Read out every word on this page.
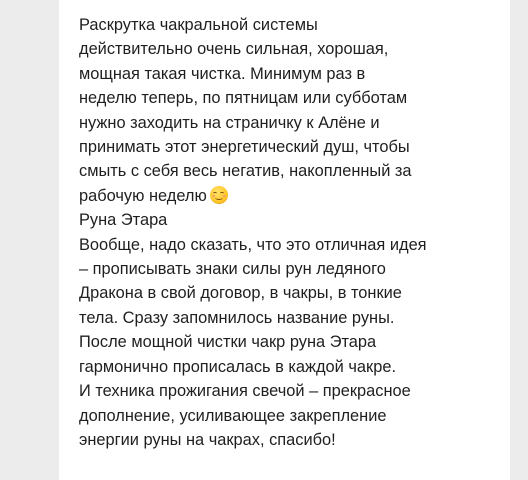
Раскрутка чакральной системы
действительно очень сильная, хорошая,
мощная такая чистка. Минимум раз в
неделю теперь, по пятницам или субботам
нужно заходить на страничку к Алёне и
принимать этот энергетический душ, чтобы
смыть с себя весь негатив, накопленный за
рабочую неделю
Руна Этара
Вообще, надо сказать, что это отличная идея
– прописывать знаки силы рун ледяного
Дракона в свой договор, в чакры, в тонкие
тела. Сразу запомнилось название руны.
После мощной чистки чакр руна Этара
гармонично прописалась в каждой чакре.
И техника прожигания свечой – прекрасное
дополнение, усиливающее закрепление
энергии руны на чакрах, спасибо!
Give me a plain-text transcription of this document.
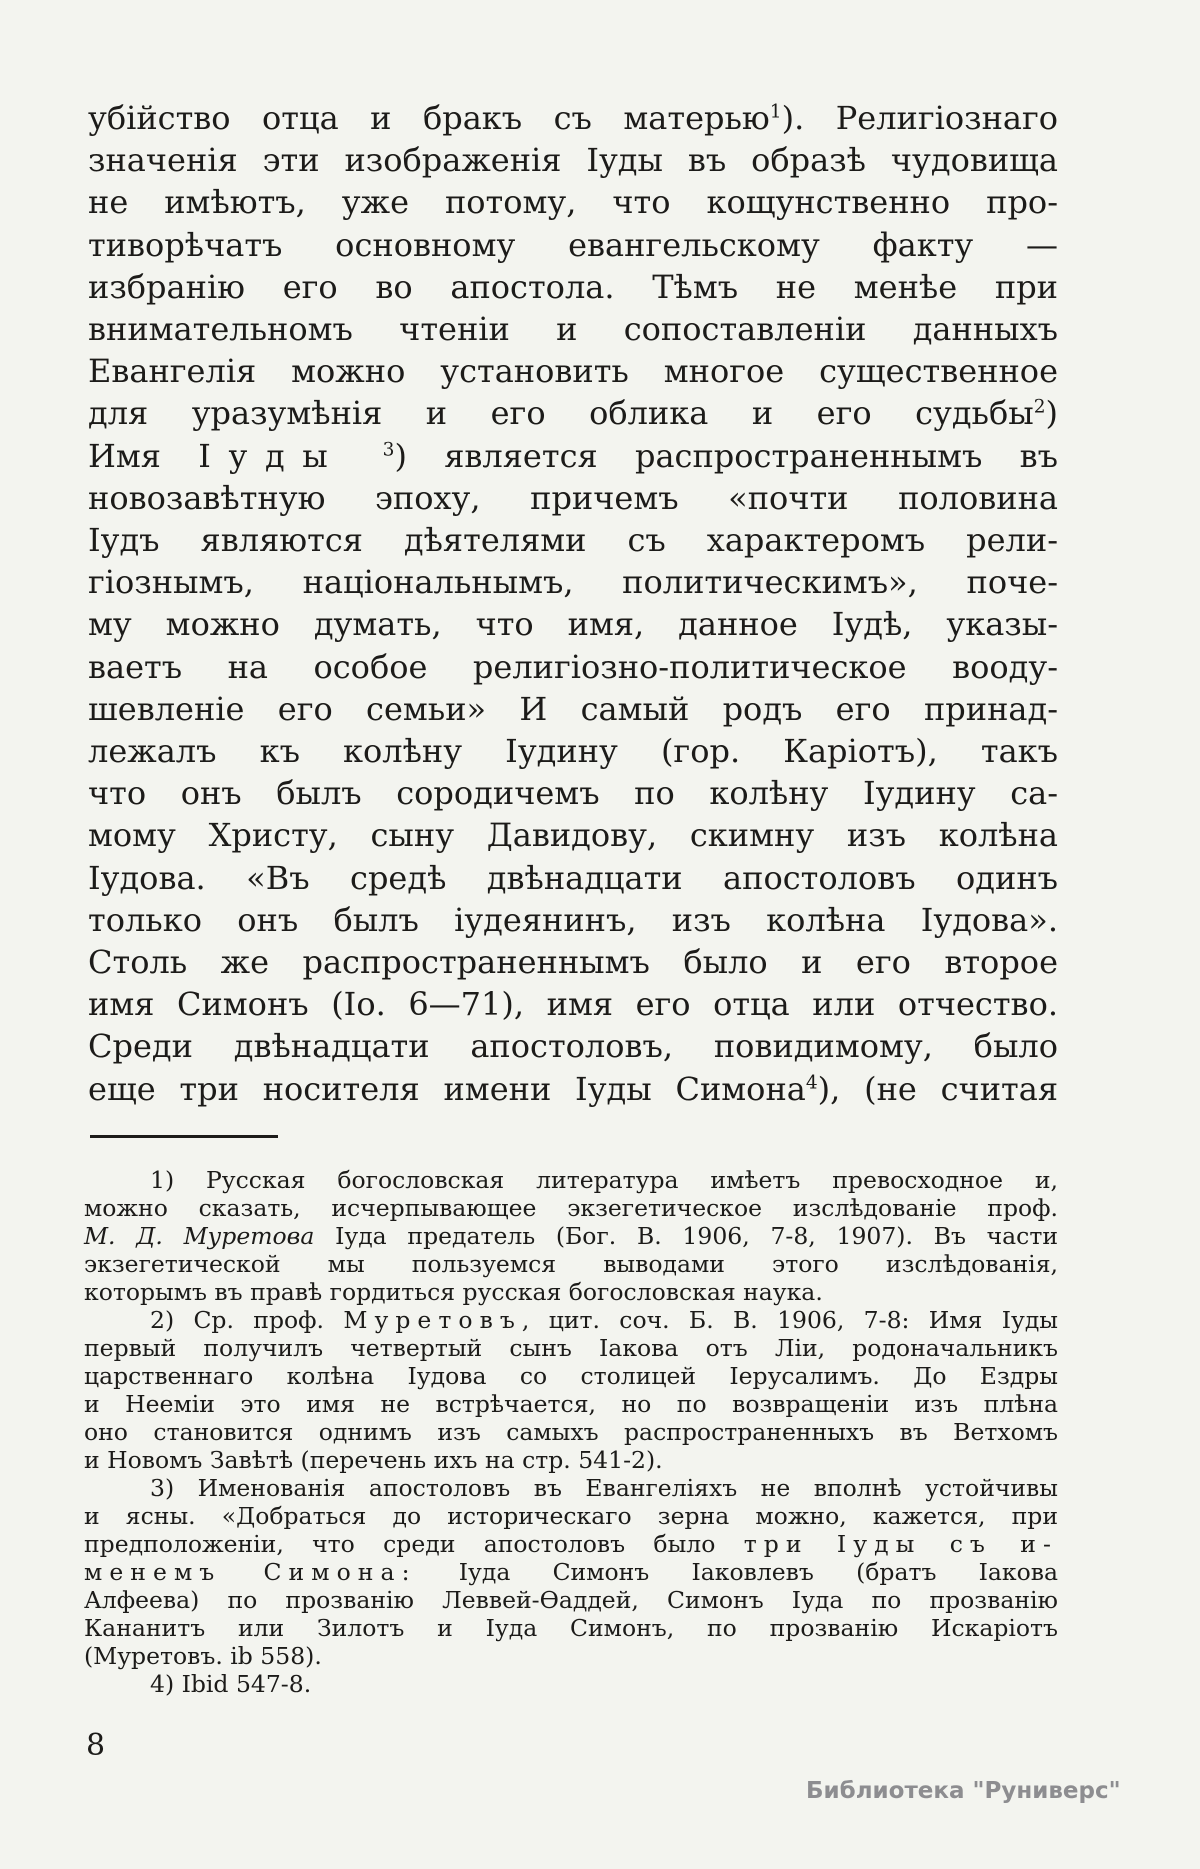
убійство отца и бракъ съ матерью$^1$). Религіознаго
значенія эти изображенія Іуды въ образѣ чудовища
не имѣютъ, уже потому, что кощунственно про-
тиворѣчатъ основному евангельскому факту —
избранію его во апостола. Тѣмъ не менѣе при
внимательномъ чтеніи и сопоставленіи данныхъ
Евангелія можно установить многое существенное
для уразумѣнія и его облика и его судьбы$^2$)
Имя Іуды $^3$) является распространеннымъ въ
новозавѣтную эпоху, причемъ «почти половина
Іудъ являются дѣятелями съ характеромъ рели-
гіознымъ, національнымъ, политическимъ», поче-
му можно думать, что имя, данное Іудѣ, указы-
ваетъ на особое религіозно-политическое вооду-
шевленіе его семьи» И самый родъ его принад-
лежалъ къ колѣну Іудину (гор. Каріотъ), такъ
что онъ былъ сородичемъ по колѣну Іудину са-
мому Христу, сыну Давидову, скимну изъ колѣна
Іудова. «Въ средѣ двѣнадцати апостоловъ одинъ
только онъ былъ іудеянинъ, изъ колѣна Іудова».
Столь же распространеннымъ было и его второе
имя Симонъ (Іо. 6—71), имя его отца или отчество.
Среди двѣнадцати апостоловъ, повидимому, было
еще три носителя имени Іуды Симона$^4$), (не считая
1) Русская богословская литература имѣетъ превосходное и,
можно сказать, исчерпывающее экзегетическое изслѣдованіе проф.
М. Д. Муретова Іуда предатель (Бог. В. 1906, 7-8, 1907). Въ части
экзегетической мы пользуемся выводами этого изслѣдованія,
которымъ въ правѣ гордиться русская богословская наука.
2) Ср. проф. Муретовъ, цит. соч. Б. В. 1906, 7-8: Имя Іуды
первый получилъ четвертый сынъ Іакова отъ Ліи, родоначальникъ
царственнаго колѣна Іудова со столицей Іерусалимъ. До Ездры
и Нееміи это имя не встрѣчается, но по возвращеніи изъ плѣна
оно становится однимъ изъ самыхъ распространенныхъ въ Ветхомъ
и Новомъ Завѣтѣ (перечень ихъ на стр. 541-2).
3) Именованія апостоловъ въ Евангеліяхъ не вполнѣ устойчивы
и ясны. «Добраться до историческаго зерна можно, кажется, при
предположеніи, что среди апостоловъ было три Іуды съ и-
менемъ Симона: Іуда Симонъ Іаковлевъ (братъ Іакова
Алфеева) по прозванію Леввей-Ѳаддей, Симонъ Іуда по прозванію
Кананитъ или Зилотъ и Іуда Симонъ, по прозванію Искаріотъ
(Муретовъ. ib 558).
4) Ibid 547-8.
8
Библиотека "Руниверс"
****
**STATED GOAL**
Examine the records and pull out every line where the string "руны" occurs.

**SOLUTION BELOW**
тела. Сразу запомнилось название руны.
энергии руны на чакрах, спасибо!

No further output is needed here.